── The data

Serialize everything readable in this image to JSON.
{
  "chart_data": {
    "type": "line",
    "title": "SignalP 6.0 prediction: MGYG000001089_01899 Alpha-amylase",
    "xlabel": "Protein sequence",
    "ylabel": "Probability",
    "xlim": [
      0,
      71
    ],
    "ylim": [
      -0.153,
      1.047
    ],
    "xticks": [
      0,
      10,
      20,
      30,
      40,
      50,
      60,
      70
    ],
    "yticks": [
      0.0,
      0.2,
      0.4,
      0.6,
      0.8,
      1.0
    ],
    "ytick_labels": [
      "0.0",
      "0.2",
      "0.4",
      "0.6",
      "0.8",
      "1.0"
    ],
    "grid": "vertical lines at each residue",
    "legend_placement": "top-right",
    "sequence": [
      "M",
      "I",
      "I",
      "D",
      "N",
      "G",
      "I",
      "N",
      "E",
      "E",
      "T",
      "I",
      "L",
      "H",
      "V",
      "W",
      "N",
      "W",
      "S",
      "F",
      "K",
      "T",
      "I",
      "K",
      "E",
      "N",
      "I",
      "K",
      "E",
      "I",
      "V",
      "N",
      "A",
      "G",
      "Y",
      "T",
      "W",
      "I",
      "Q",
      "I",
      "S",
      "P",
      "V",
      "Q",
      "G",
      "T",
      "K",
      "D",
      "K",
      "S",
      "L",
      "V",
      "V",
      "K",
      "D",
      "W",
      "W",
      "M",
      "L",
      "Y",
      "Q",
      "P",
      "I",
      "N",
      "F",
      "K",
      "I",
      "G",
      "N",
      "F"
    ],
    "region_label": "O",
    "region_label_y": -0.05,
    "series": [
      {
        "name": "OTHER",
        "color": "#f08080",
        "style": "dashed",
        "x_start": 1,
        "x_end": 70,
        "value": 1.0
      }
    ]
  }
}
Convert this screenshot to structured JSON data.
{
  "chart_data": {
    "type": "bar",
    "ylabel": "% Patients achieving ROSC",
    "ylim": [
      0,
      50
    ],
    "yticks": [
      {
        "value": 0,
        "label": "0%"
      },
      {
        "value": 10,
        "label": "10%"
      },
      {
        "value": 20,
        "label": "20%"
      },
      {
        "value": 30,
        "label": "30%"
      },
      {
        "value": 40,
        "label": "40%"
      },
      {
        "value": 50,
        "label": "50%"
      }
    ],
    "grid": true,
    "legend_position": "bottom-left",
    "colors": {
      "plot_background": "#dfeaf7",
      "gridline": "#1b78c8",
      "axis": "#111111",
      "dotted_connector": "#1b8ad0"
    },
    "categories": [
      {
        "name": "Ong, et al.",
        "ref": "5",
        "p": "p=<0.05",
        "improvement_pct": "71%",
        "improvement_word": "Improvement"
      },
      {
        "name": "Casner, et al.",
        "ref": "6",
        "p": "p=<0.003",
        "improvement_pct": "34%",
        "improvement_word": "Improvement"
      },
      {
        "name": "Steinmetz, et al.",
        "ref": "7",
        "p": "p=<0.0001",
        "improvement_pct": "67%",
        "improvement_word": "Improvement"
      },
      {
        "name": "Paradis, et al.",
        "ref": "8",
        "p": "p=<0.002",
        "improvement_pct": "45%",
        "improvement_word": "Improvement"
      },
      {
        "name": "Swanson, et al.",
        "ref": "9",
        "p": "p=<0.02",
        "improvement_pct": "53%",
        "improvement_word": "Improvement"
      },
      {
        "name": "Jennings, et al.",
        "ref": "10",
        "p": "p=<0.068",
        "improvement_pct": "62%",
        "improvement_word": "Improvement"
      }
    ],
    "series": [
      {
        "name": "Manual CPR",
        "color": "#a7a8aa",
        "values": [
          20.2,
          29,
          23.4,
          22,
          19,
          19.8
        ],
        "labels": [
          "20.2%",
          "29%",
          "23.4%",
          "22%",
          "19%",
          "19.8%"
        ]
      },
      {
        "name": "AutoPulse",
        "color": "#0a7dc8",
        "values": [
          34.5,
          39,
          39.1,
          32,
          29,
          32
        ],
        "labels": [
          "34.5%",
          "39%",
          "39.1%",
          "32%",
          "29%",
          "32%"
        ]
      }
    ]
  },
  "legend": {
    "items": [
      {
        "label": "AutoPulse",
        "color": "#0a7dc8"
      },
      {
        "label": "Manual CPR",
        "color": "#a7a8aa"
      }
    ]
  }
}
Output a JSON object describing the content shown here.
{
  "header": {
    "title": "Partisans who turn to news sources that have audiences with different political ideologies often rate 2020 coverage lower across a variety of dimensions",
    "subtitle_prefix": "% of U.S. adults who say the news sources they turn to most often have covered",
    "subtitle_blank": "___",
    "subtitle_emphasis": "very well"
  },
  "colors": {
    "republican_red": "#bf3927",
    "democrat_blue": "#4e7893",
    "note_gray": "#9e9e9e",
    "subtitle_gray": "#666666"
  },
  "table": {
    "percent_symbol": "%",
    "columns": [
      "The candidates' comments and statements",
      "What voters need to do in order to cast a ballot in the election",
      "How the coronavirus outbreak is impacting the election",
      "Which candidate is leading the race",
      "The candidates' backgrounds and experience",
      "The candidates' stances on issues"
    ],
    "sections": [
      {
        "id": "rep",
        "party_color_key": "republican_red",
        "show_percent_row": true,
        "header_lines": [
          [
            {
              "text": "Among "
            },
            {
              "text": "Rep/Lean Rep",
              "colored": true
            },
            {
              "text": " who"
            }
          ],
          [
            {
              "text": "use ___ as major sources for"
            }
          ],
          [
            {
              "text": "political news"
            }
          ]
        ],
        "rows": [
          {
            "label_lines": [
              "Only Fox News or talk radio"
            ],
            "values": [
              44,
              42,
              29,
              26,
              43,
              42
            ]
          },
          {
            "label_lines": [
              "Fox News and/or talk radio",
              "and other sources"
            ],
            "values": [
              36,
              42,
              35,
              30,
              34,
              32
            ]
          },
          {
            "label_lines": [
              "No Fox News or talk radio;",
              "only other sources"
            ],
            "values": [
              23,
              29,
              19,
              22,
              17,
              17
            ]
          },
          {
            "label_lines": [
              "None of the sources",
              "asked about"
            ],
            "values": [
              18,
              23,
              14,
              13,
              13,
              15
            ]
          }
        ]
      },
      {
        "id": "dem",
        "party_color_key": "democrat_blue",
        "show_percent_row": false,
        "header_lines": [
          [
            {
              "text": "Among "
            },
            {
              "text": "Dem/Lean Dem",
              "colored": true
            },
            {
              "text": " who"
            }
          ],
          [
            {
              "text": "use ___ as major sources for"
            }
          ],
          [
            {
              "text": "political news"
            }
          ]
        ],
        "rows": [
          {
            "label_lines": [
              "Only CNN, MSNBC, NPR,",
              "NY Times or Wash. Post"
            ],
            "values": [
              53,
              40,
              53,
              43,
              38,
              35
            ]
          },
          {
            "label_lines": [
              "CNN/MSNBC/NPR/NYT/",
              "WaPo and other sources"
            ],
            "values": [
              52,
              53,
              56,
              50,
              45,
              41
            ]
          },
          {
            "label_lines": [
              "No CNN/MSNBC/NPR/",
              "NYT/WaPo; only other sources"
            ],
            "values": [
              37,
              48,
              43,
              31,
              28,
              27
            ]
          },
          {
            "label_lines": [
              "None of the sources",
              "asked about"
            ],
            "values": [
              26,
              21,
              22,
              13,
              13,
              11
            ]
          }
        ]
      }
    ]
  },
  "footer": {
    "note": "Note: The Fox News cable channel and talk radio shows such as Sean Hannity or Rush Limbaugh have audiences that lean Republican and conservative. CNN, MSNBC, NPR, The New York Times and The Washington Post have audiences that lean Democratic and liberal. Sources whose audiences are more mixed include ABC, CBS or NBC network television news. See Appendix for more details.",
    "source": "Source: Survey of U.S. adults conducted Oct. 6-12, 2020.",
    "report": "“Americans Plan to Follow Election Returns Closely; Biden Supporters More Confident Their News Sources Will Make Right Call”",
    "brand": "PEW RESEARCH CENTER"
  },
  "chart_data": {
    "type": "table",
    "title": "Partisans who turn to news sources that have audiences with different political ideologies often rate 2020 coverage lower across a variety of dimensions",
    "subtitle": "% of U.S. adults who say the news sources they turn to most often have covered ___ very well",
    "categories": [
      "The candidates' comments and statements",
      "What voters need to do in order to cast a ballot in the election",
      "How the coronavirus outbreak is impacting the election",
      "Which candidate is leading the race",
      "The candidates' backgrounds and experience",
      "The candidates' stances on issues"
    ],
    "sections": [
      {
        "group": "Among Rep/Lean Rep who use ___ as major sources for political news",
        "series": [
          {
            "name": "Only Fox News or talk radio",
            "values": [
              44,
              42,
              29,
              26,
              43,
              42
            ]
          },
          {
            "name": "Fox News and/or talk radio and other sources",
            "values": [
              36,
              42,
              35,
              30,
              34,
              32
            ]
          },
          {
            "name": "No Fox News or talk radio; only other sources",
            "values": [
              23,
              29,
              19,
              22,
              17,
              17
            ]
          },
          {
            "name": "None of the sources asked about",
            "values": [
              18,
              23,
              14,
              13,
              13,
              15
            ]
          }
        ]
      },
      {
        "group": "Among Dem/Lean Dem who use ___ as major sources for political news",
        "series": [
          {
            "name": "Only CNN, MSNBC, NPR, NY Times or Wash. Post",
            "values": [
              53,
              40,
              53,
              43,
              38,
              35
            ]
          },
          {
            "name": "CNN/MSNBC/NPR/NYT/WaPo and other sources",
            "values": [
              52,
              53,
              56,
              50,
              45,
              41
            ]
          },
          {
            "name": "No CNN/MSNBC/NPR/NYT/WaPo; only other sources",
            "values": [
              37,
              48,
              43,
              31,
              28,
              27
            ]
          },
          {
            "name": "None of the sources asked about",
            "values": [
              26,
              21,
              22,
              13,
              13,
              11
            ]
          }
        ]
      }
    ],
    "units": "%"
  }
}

────

What to produce:
How many lines of the material above contain the word "adults"? Answer with the number only.

Expected output:
3